■ **What needs to be done**
Reproduce every line of the listing below word for word.

(Listing from a collection)
########

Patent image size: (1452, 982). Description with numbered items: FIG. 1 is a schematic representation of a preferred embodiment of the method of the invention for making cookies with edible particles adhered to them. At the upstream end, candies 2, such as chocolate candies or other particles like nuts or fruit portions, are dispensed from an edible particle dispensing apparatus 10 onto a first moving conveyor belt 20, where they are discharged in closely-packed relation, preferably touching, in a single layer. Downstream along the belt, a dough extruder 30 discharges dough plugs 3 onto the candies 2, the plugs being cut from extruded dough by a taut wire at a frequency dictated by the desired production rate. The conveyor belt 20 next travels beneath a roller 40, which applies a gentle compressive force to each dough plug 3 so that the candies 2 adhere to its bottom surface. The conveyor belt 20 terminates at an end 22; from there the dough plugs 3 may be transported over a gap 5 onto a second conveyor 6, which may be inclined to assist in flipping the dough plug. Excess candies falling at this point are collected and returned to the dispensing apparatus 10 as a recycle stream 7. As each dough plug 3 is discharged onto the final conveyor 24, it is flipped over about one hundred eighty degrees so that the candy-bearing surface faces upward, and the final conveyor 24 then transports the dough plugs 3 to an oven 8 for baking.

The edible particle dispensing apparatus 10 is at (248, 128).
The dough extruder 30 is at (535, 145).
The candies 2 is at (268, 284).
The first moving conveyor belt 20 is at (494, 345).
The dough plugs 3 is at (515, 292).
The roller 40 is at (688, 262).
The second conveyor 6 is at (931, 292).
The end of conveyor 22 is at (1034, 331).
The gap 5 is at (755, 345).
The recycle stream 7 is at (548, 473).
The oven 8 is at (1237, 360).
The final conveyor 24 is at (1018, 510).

########

■ **Task result**
Patent image size: (1452, 982). Description with numbered items: FIG. 1 is a schematic representation of a preferred embodiment of the method of the invention for making cookies with edible particles adhered to them. At the upstream end, candies 2, such as chocolate candies or other particles like nuts or fruit portions, are dispensed from an edible particle dispensing apparatus 10 onto a first moving conveyor belt 20, where they are discharged in closely-packed relation, preferably touching, in a single layer. Downstream along the belt, a dough extruder 30 discharges dough plugs 3 onto the candies 2, the plugs being cut from extruded dough by a taut wire at a frequency dictated by the desired production rate. The conveyor belt 20 next travels beneath a roller 40, which applies a gentle compressive force to each dough plug 3 so that the candies 2 adhere to its bottom surface. The conveyor belt 20 terminates at an end 22; from there the dough plugs 3 may be transported over a gap 5 onto a second conveyor 6, which may be inclined to assist in flipping the dough plug. Excess candies falling at this point are collected and returned to the dispensing apparatus 10 as a recycle stream 7. As each dough plug 3 is discharged onto the final conveyor 24, it is flipped over about one hundred eighty degrees so that the candy-bearing surface faces upward, and the final conveyor 24 then transports the dough plugs 3 to an oven 8 for baking.

The edible particle dispensing apparatus 10 is at (248, 128).
The dough extruder 30 is at (535, 145).
The candies 2 is at (268, 284).
The first moving conveyor belt 20 is at (494, 345).
The dough plugs 3 is at (515, 292).
The roller 40 is at (688, 262).
The second conveyor 6 is at (931, 292).
The end of conveyor 22 is at (1034, 331).
The gap 5 is at (755, 345).
The recycle stream 7 is at (548, 473).
The oven 8 is at (1237, 360).
The final conveyor 24 is at (1018, 510).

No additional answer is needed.